**WRITTEN INSTRUCTION:** Among the entries below, count the lines where the string "výstupní" occurs, and give only the number.

**DATA SHOWN:**
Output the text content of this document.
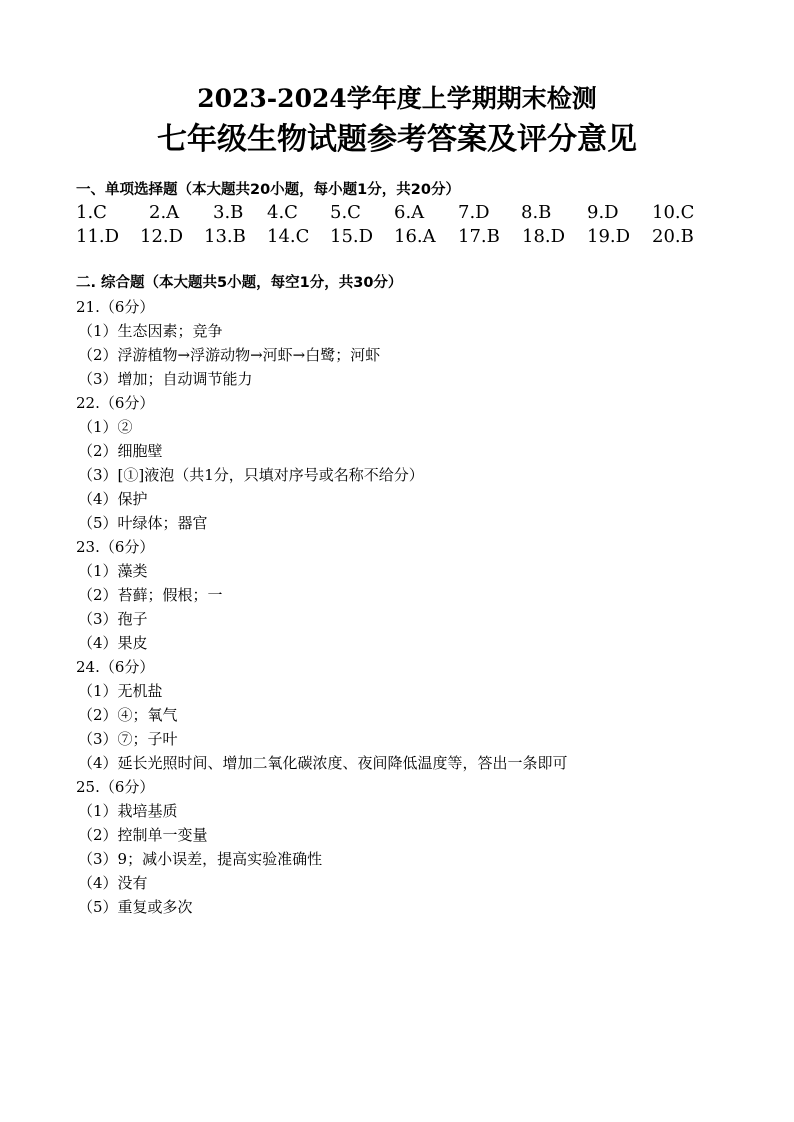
2023-2024学年度上学期期末检测
七年级生物试题参考答案及评分意见
一、单项选择题（本大题共20小题，每小题1分，共20分）
1.C 2.A 3.B 4.C 5.C 6.A 7.D 8.B 9.D 10.C
11.D 12.D 13.B 14.C 15.D 16.A 17.B 18.D 19.D 20.B
二. 综合题（本大题共5小题，每空1分，共30分）
21.（6分）
（1）生态因素；竞争
（2）浮游植物→浮游动物→河虾→白鹭；河虾
（3）增加；自动调节能力
22.（6分）
（1）②
（2）细胞壁
（3）[①]液泡（共1分，只填对序号或名称不给分）
（4）保护
（5）叶绿体；器官
23.（6分）
（1）藻类
（2）苔藓；假根；一
（3）孢子
（4）果皮
24.（6分）
（1）无机盐
（2）④；氧气
（3）⑦；子叶
（4）延长光照时间、增加二氧化碳浓度、夜间降低温度等，答出一条即可
25.（6分）
（1）栽培基质
（2）控制单一变量
（3）9；减小误差，提高实验准确性
（4）没有
（5）重复或多次
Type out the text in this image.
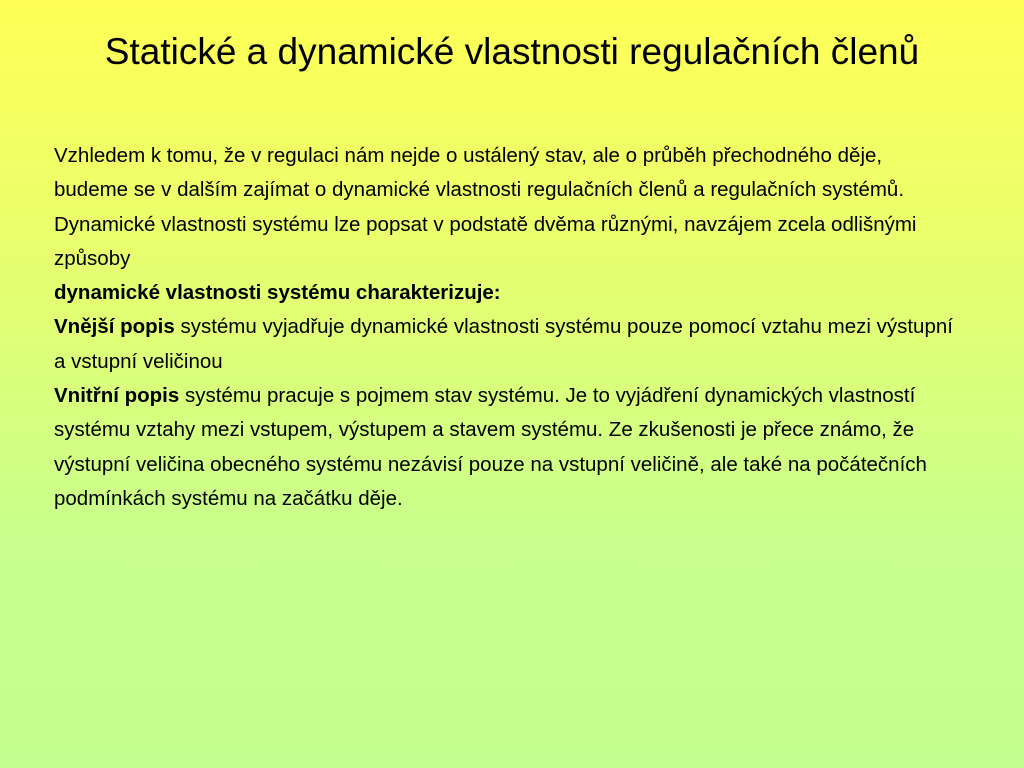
Statické a dynamické vlastnosti regulačních členů

Vzhledem k tomu, že v regulaci nám nejde o ustálený stav, ale o průběh přechodného děje, budeme se v dalším zajímat o dynamické vlastnosti regulačních členů a regulačních systémů.

Dynamické vlastnosti systému lze popsat v podstatě dvěma různými, navzájem zcela odlišnými způsoby

dynamické vlastnosti systému charakterizuje:

Vnější popis systému vyjadřuje dynamické vlastnosti systému pouze pomocí vztahu mezi výstupní a vstupní veličinou

Vnitřní popis systému pracuje s pojmem stav systému. Je to vyjádření dynamických vlastností systému vztahy mezi vstupem, výstupem a stavem systému. Ze zkušenosti je přece známo, že výstupní veličina obecného systému nezávisí pouze na vstupní veličině, ale také na počátečních podmínkách systému na začátku děje.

**FULL OUTPUT:** 2